(Saved data entries)

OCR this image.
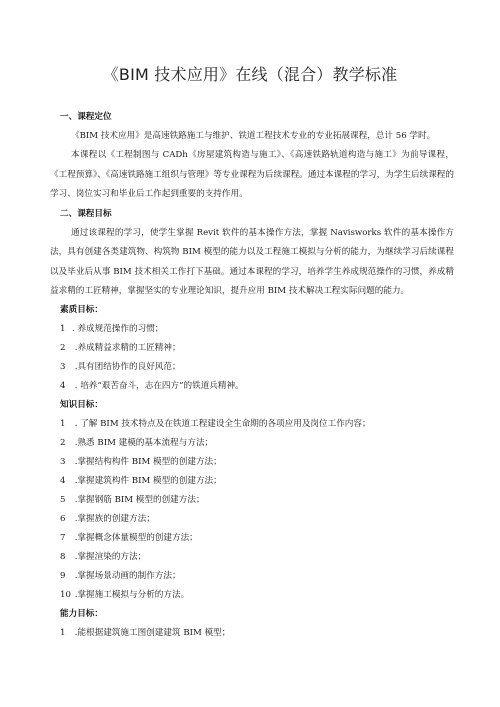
《BIM 技术应用》在线（混合）教学标准
一、课程定位

《BIM 技术应用》是高速铁路施工与维护、铁道工程技术专业的专业拓展课程，总计 56 学时。

本课程以《工程制图与 CADh《房屋建筑构造与施工》、《高速铁路轨道构造与施工》为前导课程，《工程预算》、《高速铁路施工组织与管理》等专业课程为后续课程。通过本课程的学习，为学生后续课程的学习、岗位实习和毕业后工作起到重要的支持作用。

二、课程目标

通过该课程的学习，使学生掌握 Revit 软件的基本操作方法，掌握 Navisworks 软件的基本操作方法，具有创建各类建筑物、构筑物 BIM 模型的能力以及工程施工模拟与分析的能力，为继续学习后续课程以及毕业后从事 BIM 技术相关工作打下基础。通过本课程的学习，培养学生养成规范操作的习惯，养成精益求精的工匠精神，掌握坚实的专业理论知识，提升应用 BIM 技术解决工程实际问题的能力。

素质目标：
1 . 养成规范操作的习惯；
2 .养成精益求精的工匠精神；
3 .具有团结协作的良好风范；
4 . 培养“艰苦奋斗，志在四方”的铁道兵精神。
知识目标：
1 . 了解 BIM 技术特点及在铁道工程建设全生命期的各项应用及岗位工作内容；
2 .熟悉 BIM 建模的基本流程与方法；
3 .掌握结构构件 BIM 模型的创建方法；
4 .掌握建筑构件 BIM 模型的创建方法；
5 .掌握钢筋 BIM 模型的创建方法；
6 .掌握族的创建方法；
7 .掌握概念体量模型的创建方法；
8 .掌握渲染的方法；
9 .掌握场景动画的制作方法；
10 .掌握施工模拟与分析的方法。
能力目标：
1 .能根据建筑施工图创建建筑 BIM 模型；
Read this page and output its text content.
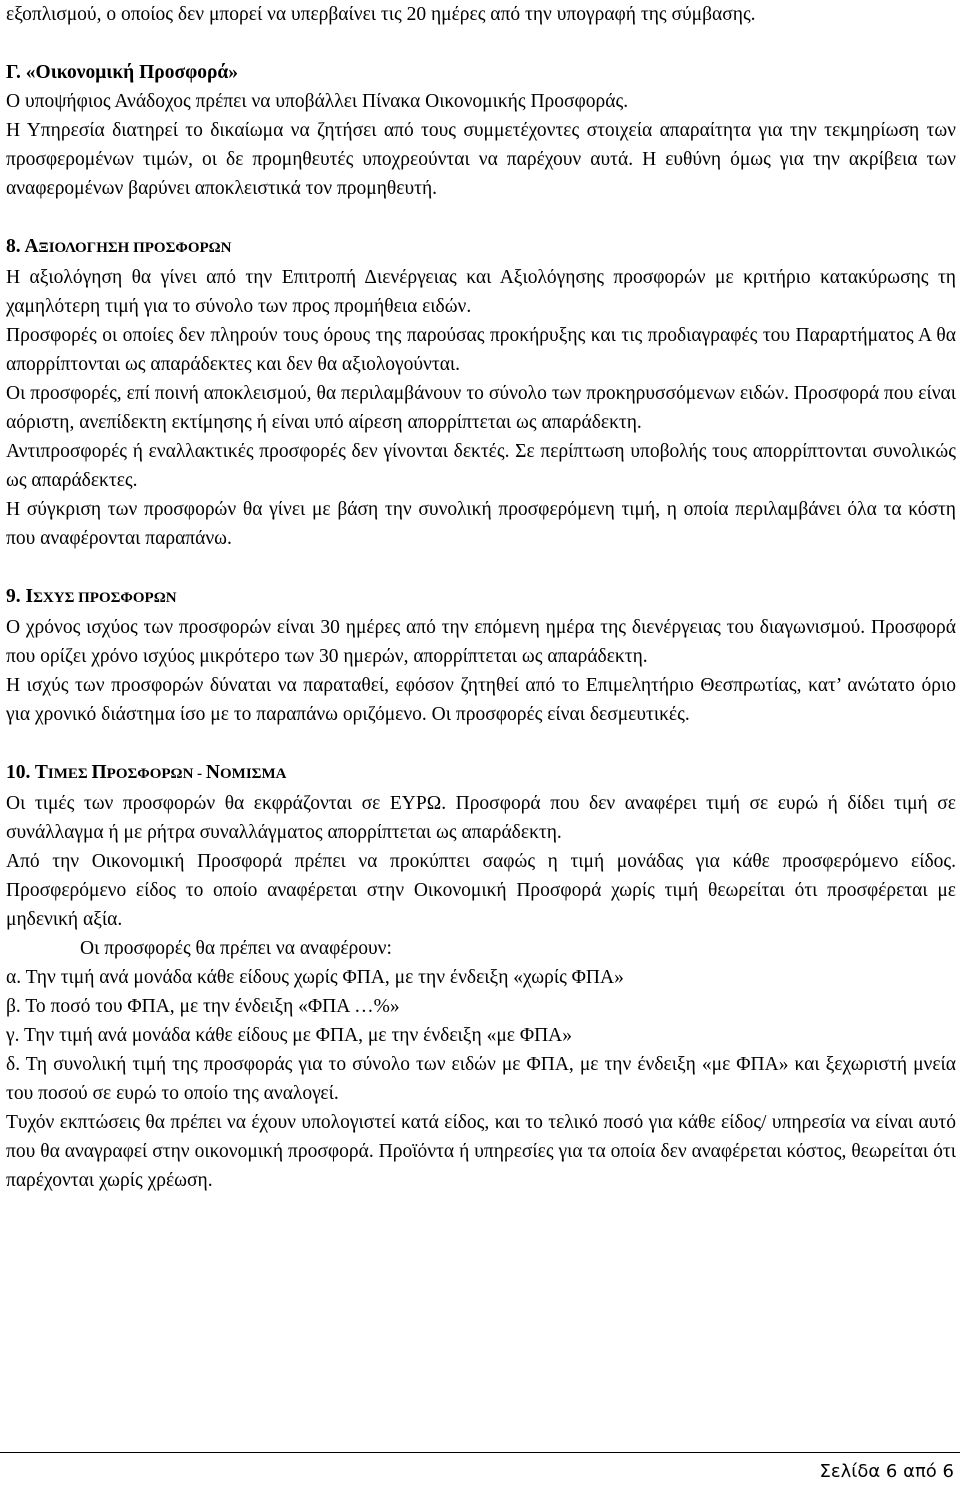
εξοπλισμού, ο οποίος δεν μπορεί να υπερβαίνει τις 20 ημέρες από την υπογραφή της σύμβασης.

Γ. «Οικονομική Προσφορά»

Ο υποψήφιος Ανάδοχος πρέπει να υποβάλλει Πίνακα Οικονομικής Προσφοράς.

Η Υπηρεσία διατηρεί το δικαίωμα να ζητήσει από τους συμμετέχοντες στοιχεία απαραίτητα για την τεκμηρίωση των προσφερομένων τιμών, οι δε προμηθευτές υποχρεούνται να παρέχουν αυτά. Η ευθύνη όμως για την ακρίβεια των αναφερομένων βαρύνει αποκλειστικά τον προμηθευτή.

8. ΑΞΙΟΛΟΓΗΣΗ ΠΡΟΣΦΟΡΩΝ

Η αξιολόγηση θα γίνει από την Επιτροπή Διενέργειας και Αξιολόγησης προσφορών με κριτήριο κατακύρωσης τη χαμηλότερη τιμή για το σύνολο των προς προμήθεια ειδών.

Προσφορές οι οποίες δεν πληρούν τους όρους της παρούσας προκήρυξης και τις προδιαγραφές του Παραρτήματος Α θα απορρίπτονται ως απαράδεκτες και δεν θα αξιολογούνται.

Οι προσφορές, επί ποινή αποκλεισμού, θα περιλαμβάνουν το σύνολο των προκηρυσσόμενων ειδών. Προσφορά που είναι αόριστη, ανεπίδεκτη εκτίμησης ή είναι υπό αίρεση απορρίπτεται ως απαράδεκτη.

Αντιπροσφορές ή εναλλακτικές προσφορές δεν γίνονται δεκτές. Σε περίπτωση υποβολής τους απορρίπτονται συνολικώς ως απαράδεκτες.

Η σύγκριση των προσφορών θα γίνει με βάση την συνολική προσφερόμενη τιμή, η οποία περιλαμβάνει όλα τα κόστη που αναφέρονται παραπάνω.

9. ΙΣΧΥΣ ΠΡΟΣΦΟΡΩΝ

Ο χρόνος ισχύος των προσφορών είναι 30 ημέρες από την επόμενη ημέρα της διενέργειας του διαγωνισμού. Προσφορά που ορίζει χρόνο ισχύος μικρότερο των 30 ημερών, απορρίπτεται ως απαράδεκτη.

Η ισχύς των προσφορών δύναται να παραταθεί, εφόσον ζητηθεί από το Επιμελητήριο Θεσπρωτίας, κατ’ ανώτατο όριο για χρονικό διάστημα ίσο με το παραπάνω οριζόμενο. Οι προσφορές είναι δεσμευτικές.

10. ΤΙΜΕΣ ΠΡΟΣΦΟΡΩΝ - ΝΟΜΙΣΜΑ

Οι τιμές των προσφορών θα εκφράζονται σε ΕΥΡΩ. Προσφορά που δεν αναφέρει τιμή σε ευρώ ή δίδει τιμή σε συνάλλαγμα ή με ρήτρα συναλλάγματος απορρίπτεται ως απαράδεκτη.

Από την Οικονομική Προσφορά πρέπει να προκύπτει σαφώς η τιμή μονάδας για κάθε προσφερόμενο είδος. Προσφερόμενο είδος το οποίο αναφέρεται στην Οικονομική Προσφορά χωρίς τιμή θεωρείται ότι προσφέρεται με μηδενική αξία.

Οι προσφορές θα πρέπει να αναφέρουν:

α. Την τιμή ανά μονάδα κάθε είδους χωρίς ΦΠΑ, με την ένδειξη «χωρίς ΦΠΑ»

β. Το ποσό του ΦΠΑ, με την ένδειξη «ΦΠΑ …%»

γ. Την τιμή ανά μονάδα κάθε είδους με ΦΠΑ, με την ένδειξη «με ΦΠΑ»

δ. Τη συνολική τιμή της προσφοράς για το σύνολο των ειδών με ΦΠΑ, με την ένδειξη «με ΦΠΑ» και ξεχωριστή μνεία του ποσού σε ευρώ το οποίο της αναλογεί.

Τυχόν εκπτώσεις θα πρέπει να έχουν υπολογιστεί κατά είδος, και το τελικό ποσό για κάθε είδος/ υπηρεσία να είναι αυτό που θα αναγραφεί στην οικονομική προσφορά. Προϊόντα ή υπηρεσίες για τα οποία δεν αναφέρεται κόστος, θεωρείται ότι παρέχονται χωρίς χρέωση.

Σελίδα 6 από 6
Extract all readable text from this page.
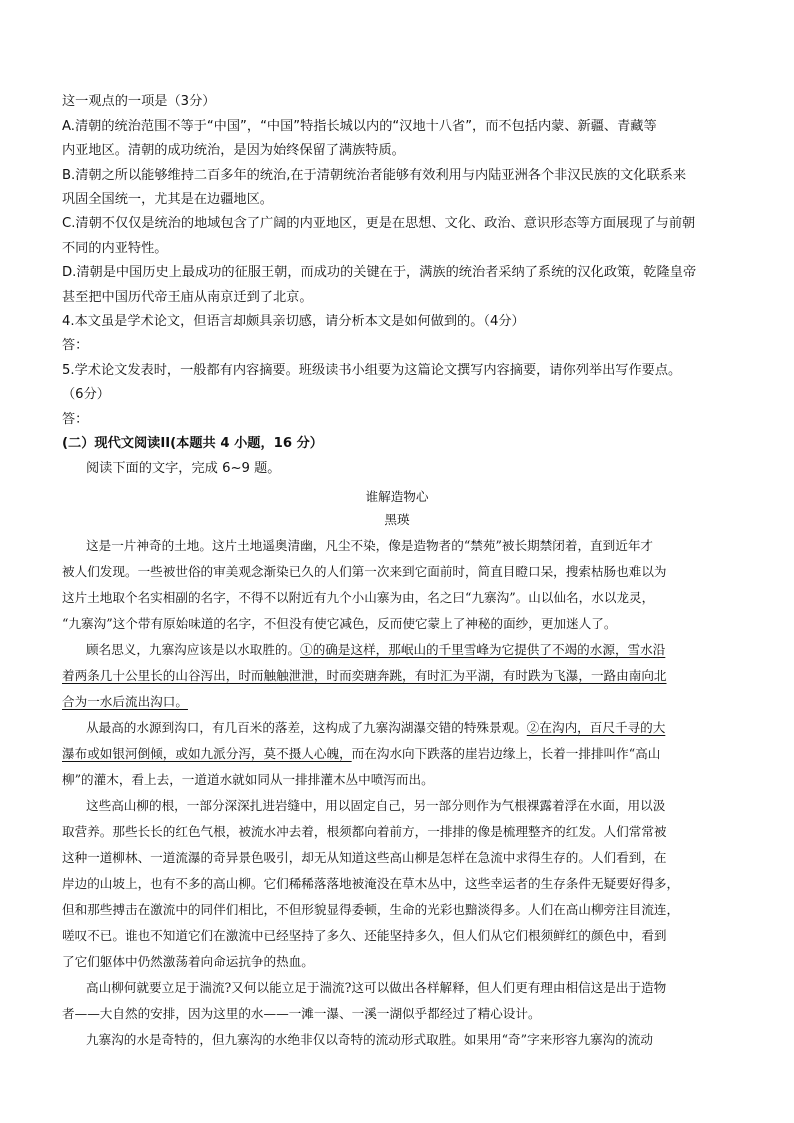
这一观点的一项是（3分）
A.清朝的统治范围不等于“中国”，“中国”特指长城以内的“汉地十八省”，而不包括内蒙、新疆、青藏等
内亚地区。清朝的成功统治，是因为始终保留了满族特质。
B.清朝之所以能够维持二百多年的统治,在于清朝统治者能够有效利用与内陆亚洲各个非汉民族的文化联系来
巩固全国统一，尤其是在边疆地区。
C.清朝不仅仅是统治的地域包含了广阔的内亚地区，更是在思想、文化、政治、意识形态等方面展现了与前朝
不同的内亚特性。
D.清朝是中国历史上最成功的征服王朝，而成功的关键在于，满族的统治者采纳了系统的汉化政策，乾隆皇帝
甚至把中国历代帝王庙从南京迁到了北京。
4.本文虽是学术论文，但语言却颇具亲切感，请分析本文是如何做到的。（4分）
答：
5.学术论文发表时，一般都有内容摘要。班级读书小组要为这篇论文撰写内容摘要，请你列举出写作要点。
（6分）
答：
(二）现代文阅读II(本题共 4 小题，16 分）
阅读下面的文字，完成 6~9 题。
谁解造物心
黑瑛
这是一片神奇的土地。这片土地遥奥清幽，凡尘不染，像是造物者的“禁苑”被长期禁闭着，直到近年才
被人们发现。一些被世俗的审美观念渐染已久的人们第一次来到它面前时，简直目瞪口呆，搜索枯肠也难以为
这片土地取个名实相副的名字，不得不以附近有九个小山寨为由，名之曰“九寨沟”。山以仙名，水以龙灵，
“九寨沟”这个带有原始味道的名字，不但没有使它减色，反而使它蒙上了神秘的面纱，更加迷人了。
顾名思义，九寨沟应该是以水取胜的。①的确是这样，那岷山的千里雪峰为它提供了不竭的水源，雪水沿
着两条几十公里长的山谷泻出，时而触触泄泄，时而奕瑭奔跳，有时汇为平湖，有时跌为飞瀑，一路由南向北
合为一水后流出沟口。
从最高的水源到沟口，有几百米的落差，这构成了九寨沟湖瀑交错的特殊景观。②在沟内，百尺千寻的大
瀑布或如银河倒倾，或如九派分泻，莫不摄人心魄，而在沟水向下跌落的崖岩边缘上，长着一排排叫作“高山
柳”的灌木，看上去，一道道水就如同从一排排灌木丛中喷泻而出。
这些高山柳的根，一部分深深扎进岩缝中，用以固定自己，另一部分则作为气根裸露着浮在水面，用以汲
取营养。那些长长的红色气根，被流水冲去着，根须都向着前方，一排排的像是梳理整齐的红发。人们常常被
这种一道柳林、一道流瀑的奇异景色吸引，却无从知道这些高山柳是怎样在急流中求得生存的。人们看到，在
岸边的山坡上，也有不多的高山柳。它们稀稀落落地被淹没在草木丛中，这些幸运者的生存条件无疑要好得多，
但和那些搏击在激流中的同伴们相比，不但形貌显得委顿，生命的光彩也黯淡得多。人们在高山柳旁注目流连，
嗟叹不已。谁也不知道它们在激流中已经坚持了多久、还能坚持多久，但人们从它们根须鲜红的颜色中，看到
了它们躯体中仍然激荡着向命运抗争的热血。
高山柳何就要立足于湍流?又何以能立足于湍流?这可以做出各样解释，但人们更有理由相信这是出于造物
者——大自然的安排，因为这里的水——一滩一瀑、一溪一湖似乎都经过了精心设计。
九寨沟的水是奇特的，但九寨沟的水绝非仅以奇特的流动形式取胜。如果用“奇”字来形容九寨沟的流动
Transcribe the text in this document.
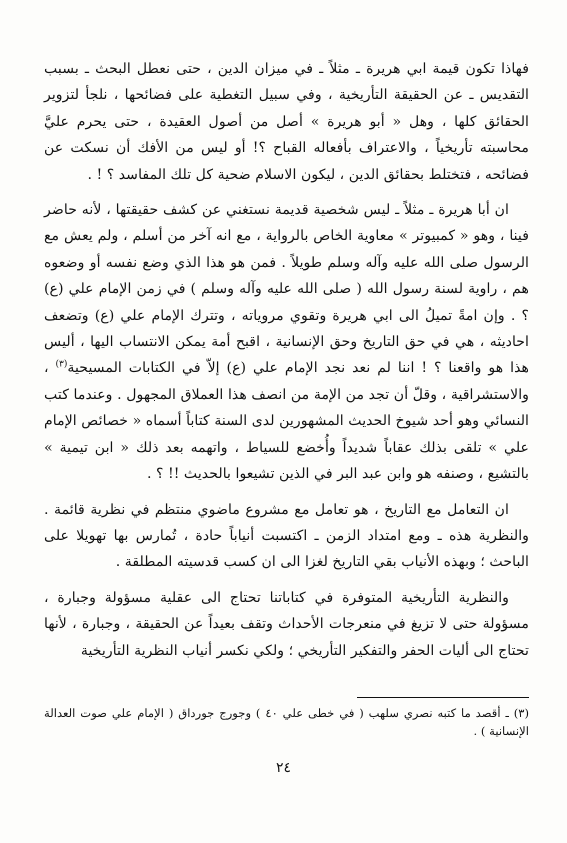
فهاذا تكون قيمة ابي هريرة ـ مثلاً ـ في ميزان الدين ، حتى نعطل البحث ـ بسبب التقديس ـ عن الحقيقة التأريخية ، وفي سبيل التغطية على فضائحها ، نلجأ لتزوير الحقائق كلها ، وهل « أبو هريرة » أصل من أصول العقيدة ، حتى يحرم عليَّ محاسبته تأريخياً ، والاعتراف بأفعاله القباح ؟! أو ليس من الأفك أن نسكت عن فضائحه ، فتختلط بحقائق الدين ، ليكون الاسلام ضحية كل تلك المفاسد ؟ ! .

ان أبا هريرة ـ مثلاً ـ ليس شخصية قديمة نستغني عن كشف حقيقتها ، لأنه حاضر فينا ، وهو « كمبيوتر » معاوية الخاص بالرواية ، مع انه آخر من أسلم ، ولم يعش مع الرسول صلى الله عليه وآله وسلم طويلاً . فمن هو هذا الذي وضع نفسه أو وضعوه هم ، راوية لسنة رسول الله ( صلى الله عليه وآله وسلم ) في زمن الإمام علي (ع) ؟ . وإن امةً تميلُ الى ابي هريرة وتقوي مروياته ، وتترك الإمام علي (ع) وتضعف احاديثه ، هي في حق التاريخ وحق الإنسانية ، اقبح أمة يمكن الانتساب اليها ، أليس هذا هو واقعنا ؟ ! اننا لم نعد نجد الإمام علي (ع) إلاّ في الكتابات المسيحية$^{(٣)}$ ، والاستشراقية ، وقلّ أن تجد من الإمة من انصف هذا العملاق المجهول . وعندما كتب النسائي وهو أحد شيوخ الحديث المشهورين لدى السنة كتاباً أسماه « خصائص الإمام علي » تلقى بذلك عقاباً شديداً وأُخضع للسياط ، واتهمه بعد ذلك « ابن تيمية » بالتشيع ، وصنفه هو وابن عبد البر في الذين تشيعوا بالحديث !! ؟ .

ان التعامل مع التاريخ ، هو تعامل مع مشروع ماضوي منتظم في نظرية قائمة . والنظرية هذه ـ ومع امتداد الزمن ـ اكتسبت أنياباً حادة ، تُمارس بها تهويلا على الباحث ؛ وبهذه الأنياب بقي التاريخ لغزا الى ان كسب قدسيته المطلقة .

والنظرية التأريخية المتوفرة في كتاباتنا تحتاج الى عقلية مسؤولة وجبارة ، مسؤولة حتى لا تزيغ في منعرجات الأحداث وتقف بعيداً عن الحقيقة ، وجبارة ، لأنها تحتاج الى أليات الحفر والتفكير التأريخي ؛ ولكي نكسر أنياب النظرية التأريخية

(٣) ـ أقصد ما كتبه نصري سلهب ( في خطى علي ٤٠ ) وجورج جورداق ( الإمام علي صوت العدالة الإنسانية ) .
٢٤
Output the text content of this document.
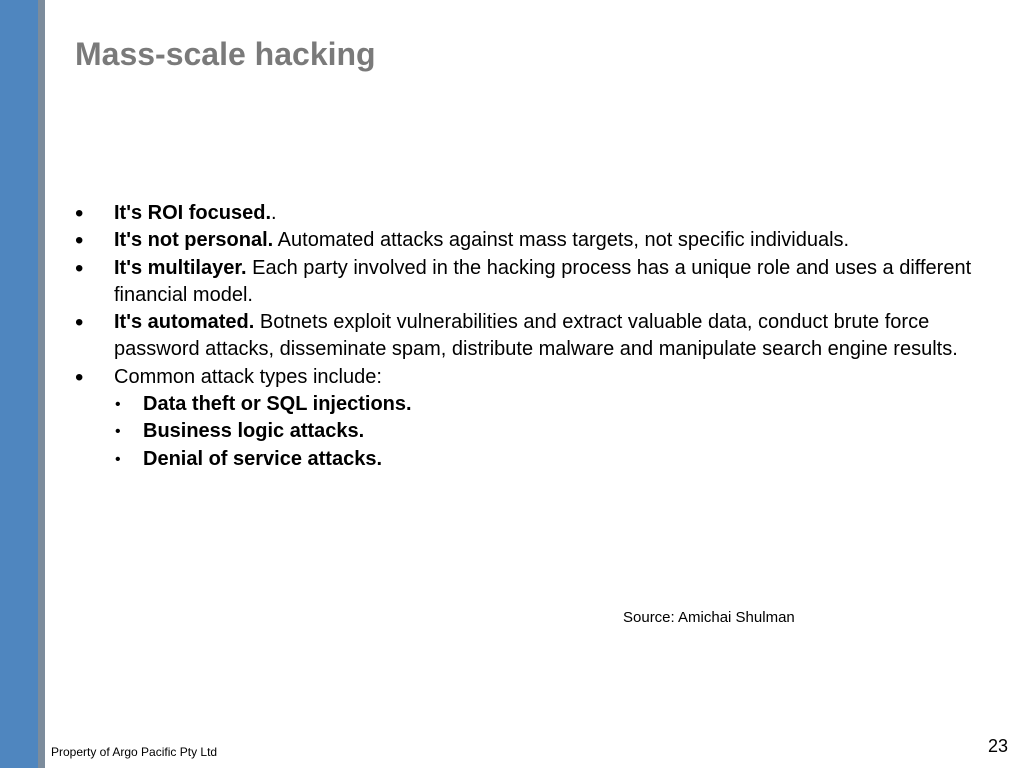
Mass-scale hacking
• It's ROI focused..
• It's not personal. Automated attacks against mass targets, not specific individuals.
• It's multilayer. Each party involved in the hacking process has a unique role and uses a different financial model.
• It's automated. Botnets exploit vulnerabilities and extract valuable data, conduct brute force password attacks, disseminate spam, distribute malware and manipulate search engine results.
• Common attack types include:
• Data theft or SQL injections.
• Business logic attacks.
• Denial of service attacks.
Source: Amichai Shulman
Property of Argo Pacific Pty Ltd	23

• [TASK DESCRIPTION]:
Tally the lines of the listing above that include the word "ένδειξη". Answer with the number alone.

• [THE COMPLETED TASK]:
4